Print the listing as it stands, omitting all images.

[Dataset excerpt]
□ □ □

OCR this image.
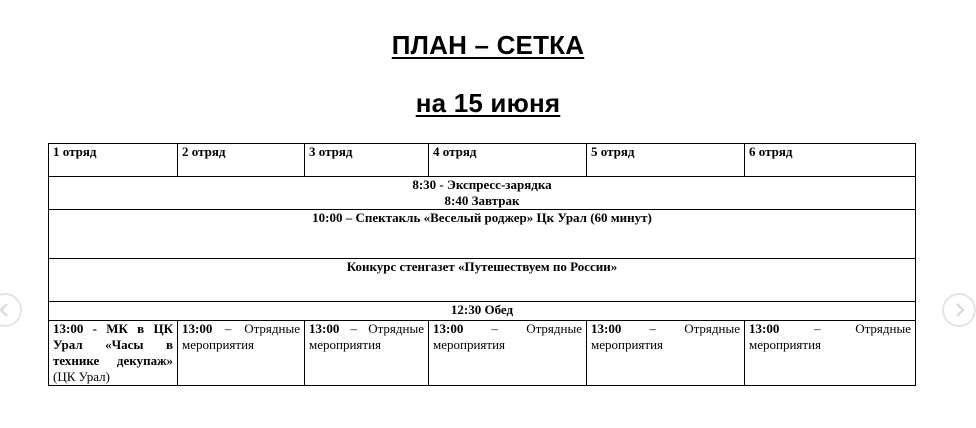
ПЛАН – СЕТКА
на 15 июня
1 отряд	2 отряд	3 отряд	4 отряд	5 отряд	6 отряд

8:30 - Экспресс-зарядка
8:40 Завтрак					

10:00 – Спектакль «Веселый роджер» Цк Урал (60 минут)					
Конкурс стенгазет «Путешествуем по России»					
12:30 Обед					
13:00 - МК в ЦК Урал «Часы в технике декупаж» (ЦК Урал)	13:00 – Отрядные мероприятия	13:00 – Отрядные мероприятия	13:00 – Отрядные мероприятия	13:00 – Отрядные мероприятия	13:00 – Отрядные мероприятия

□ □ □

▶ [COMPLETED TASK]:
OCR this image.
ПЛАН – СЕТКА
на 15 июня
1 отряд	2 отряд	3 отряд	4 отряд	5 отряд	6 отряд

8:30 - Экспресс-зарядка
8:40 Завтрак					

10:00 – Спектакль «Веселый роджер» Цк Урал (60 минут)					
Конкурс стенгазет «Путешествуем по России»					
12:30 Обед					
13:00 - МК в ЦК Урал «Часы в технике декупаж» (ЦК Урал)	13:00 – Отрядные мероприятия	13:00 – Отрядные мероприятия	13:00 – Отрядные мероприятия	13:00 – Отрядные мероприятия	13:00 – Отрядные мероприятия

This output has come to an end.